- _What is being asked_
Write the data below out exactly as it stands. Do not include the pictures.

Dataset listings of figures:
## START

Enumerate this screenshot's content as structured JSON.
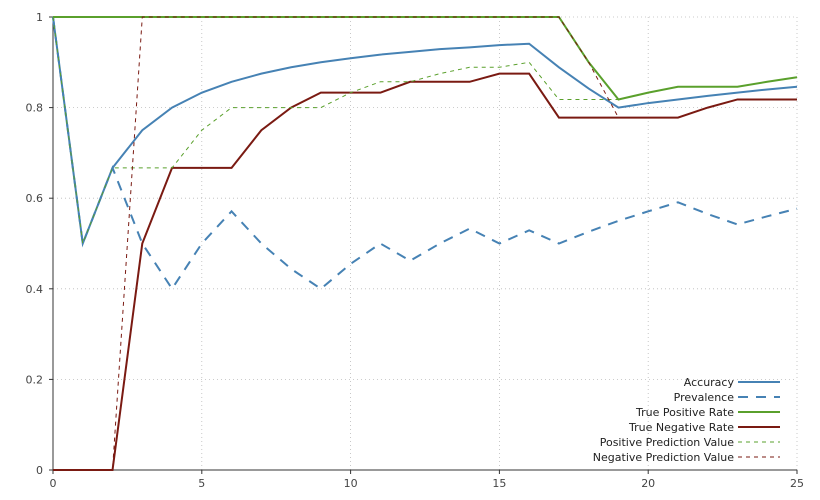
{
  "chart_data": {
    "type": "line",
    "title": "",
    "xlabel": "",
    "ylabel": "",
    "xlim": [
      0,
      25
    ],
    "ylim": [
      0,
      1
    ],
    "grid": true,
    "legend_position": "bottom-right",
    "x_ticks": [
      0,
      5,
      10,
      15,
      20,
      25
    ],
    "y_ticks": [
      0,
      0.2,
      0.4,
      0.6,
      0.8,
      1
    ],
    "y_tick_labels": [
      "0",
      "0.2",
      "0.4",
      "0.6",
      "0.8",
      "1"
    ],
    "x": [
      0,
      1,
      2,
      3,
      4,
      5,
      6,
      7,
      8,
      9,
      10,
      11,
      12,
      13,
      14,
      15,
      16,
      17,
      18,
      19,
      20,
      21,
      22,
      23,
      24,
      25
    ],
    "series": [
      {
        "name": "Accuracy",
        "color": "#4682b4",
        "style": "solid",
        "width": 2,
        "values": [
          1,
          0.5,
          0.667,
          0.75,
          0.8,
          0.833,
          0.857,
          0.875,
          0.889,
          0.9,
          0.909,
          0.917,
          0.923,
          0.929,
          0.933,
          0.938,
          0.941,
          0.889,
          0.842,
          0.8,
          0.81,
          0.818,
          0.826,
          0.833,
          0.84,
          0.846
        ]
      },
      {
        "name": "Prevalence",
        "color": "#4682b4",
        "style": "dashed",
        "width": 2,
        "values": [
          1,
          0.5,
          0.667,
          0.5,
          0.4,
          0.5,
          0.571,
          0.5,
          0.444,
          0.4,
          0.455,
          0.5,
          0.462,
          0.5,
          0.533,
          0.5,
          0.529,
          0.5,
          0.526,
          0.55,
          0.571,
          0.591,
          0.565,
          0.542,
          0.56,
          0.577
        ]
      },
      {
        "name": "True Positive Rate",
        "color": "#5aa02c",
        "style": "solid",
        "width": 2,
        "values": [
          1,
          1,
          1,
          1,
          1,
          1,
          1,
          1,
          1,
          1,
          1,
          1,
          1,
          1,
          1,
          1,
          1,
          1,
          0.9,
          0.818,
          0.833,
          0.846,
          0.846,
          0.846,
          0.857,
          0.867
        ]
      },
      {
        "name": "True Negative Rate",
        "color": "#7a1a12",
        "style": "solid",
        "width": 2,
        "values": [
          0,
          0,
          0,
          0.5,
          0.667,
          0.667,
          0.667,
          0.75,
          0.8,
          0.833,
          0.833,
          0.833,
          0.857,
          0.857,
          0.857,
          0.875,
          0.875,
          0.778,
          0.778,
          0.778,
          0.778,
          0.778,
          0.8,
          0.818,
          0.818,
          0.818
        ]
      },
      {
        "name": "Positive Prediction Value",
        "color": "#5aa02c",
        "style": "dotted-fine",
        "width": 1,
        "values": [
          1,
          0.5,
          0.667,
          0.667,
          0.667,
          0.75,
          0.8,
          0.8,
          0.8,
          0.8,
          0.833,
          0.857,
          0.857,
          0.875,
          0.889,
          0.889,
          0.9,
          0.818,
          0.818,
          0.818,
          null,
          null,
          null,
          null,
          null,
          null
        ]
      },
      {
        "name": "Negative Prediction Value",
        "color": "#7a1a12",
        "style": "dotted-fine",
        "width": 1,
        "values": [
          0,
          0,
          0,
          1,
          1,
          1,
          1,
          1,
          1,
          1,
          1,
          1,
          1,
          1,
          1,
          1,
          1,
          1,
          0.9,
          0.778,
          null,
          null,
          null,
          null,
          null,
          null
        ]
      }
    ]
  }
}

## END

- _Final result_
Enumerate this screenshot's content as structured JSON.
{
  "chart_data": {
    "type": "line",
    "title": "",
    "xlabel": "",
    "ylabel": "",
    "xlim": [
      0,
      25
    ],
    "ylim": [
      0,
      1
    ],
    "grid": true,
    "legend_position": "bottom-right",
    "x_ticks": [
      0,
      5,
      10,
      15,
      20,
      25
    ],
    "y_ticks": [
      0,
      0.2,
      0.4,
      0.6,
      0.8,
      1
    ],
    "y_tick_labels": [
      "0",
      "0.2",
      "0.4",
      "0.6",
      "0.8",
      "1"
    ],
    "x": [
      0,
      1,
      2,
      3,
      4,
      5,
      6,
      7,
      8,
      9,
      10,
      11,
      12,
      13,
      14,
      15,
      16,
      17,
      18,
      19,
      20,
      21,
      22,
      23,
      24,
      25
    ],
    "series": [
      {
        "name": "Accuracy",
        "color": "#4682b4",
        "style": "solid",
        "width": 2,
        "values": [
          1,
          0.5,
          0.667,
          0.75,
          0.8,
          0.833,
          0.857,
          0.875,
          0.889,
          0.9,
          0.909,
          0.917,
          0.923,
          0.929,
          0.933,
          0.938,
          0.941,
          0.889,
          0.842,
          0.8,
          0.81,
          0.818,
          0.826,
          0.833,
          0.84,
          0.846
        ]
      },
      {
        "name": "Prevalence",
        "color": "#4682b4",
        "style": "dashed",
        "width": 2,
        "values": [
          1,
          0.5,
          0.667,
          0.5,
          0.4,
          0.5,
          0.571,
          0.5,
          0.444,
          0.4,
          0.455,
          0.5,
          0.462,
          0.5,
          0.533,
          0.5,
          0.529,
          0.5,
          0.526,
          0.55,
          0.571,
          0.591,
          0.565,
          0.542,
          0.56,
          0.577
        ]
      },
      {
        "name": "True Positive Rate",
        "color": "#5aa02c",
        "style": "solid",
        "width": 2,
        "values": [
          1,
          1,
          1,
          1,
          1,
          1,
          1,
          1,
          1,
          1,
          1,
          1,
          1,
          1,
          1,
          1,
          1,
          1,
          0.9,
          0.818,
          0.833,
          0.846,
          0.846,
          0.846,
          0.857,
          0.867
        ]
      },
      {
        "name": "True Negative Rate",
        "color": "#7a1a12",
        "style": "solid",
        "width": 2,
        "values": [
          0,
          0,
          0,
          0.5,
          0.667,
          0.667,
          0.667,
          0.75,
          0.8,
          0.833,
          0.833,
          0.833,
          0.857,
          0.857,
          0.857,
          0.875,
          0.875,
          0.778,
          0.778,
          0.778,
          0.778,
          0.778,
          0.8,
          0.818,
          0.818,
          0.818
        ]
      },
      {
        "name": "Positive Prediction Value",
        "color": "#5aa02c",
        "style": "dotted-fine",
        "width": 1,
        "values": [
          1,
          0.5,
          0.667,
          0.667,
          0.667,
          0.75,
          0.8,
          0.8,
          0.8,
          0.8,
          0.833,
          0.857,
          0.857,
          0.875,
          0.889,
          0.889,
          0.9,
          0.818,
          0.818,
          0.818,
          null,
          null,
          null,
          null,
          null,
          null
        ]
      },
      {
        "name": "Negative Prediction Value",
        "color": "#7a1a12",
        "style": "dotted-fine",
        "width": 1,
        "values": [
          0,
          0,
          0,
          1,
          1,
          1,
          1,
          1,
          1,
          1,
          1,
          1,
          1,
          1,
          1,
          1,
          1,
          1,
          0.9,
          0.778,
          null,
          null,
          null,
          null,
          null,
          null
        ]
      }
    ]
  }
}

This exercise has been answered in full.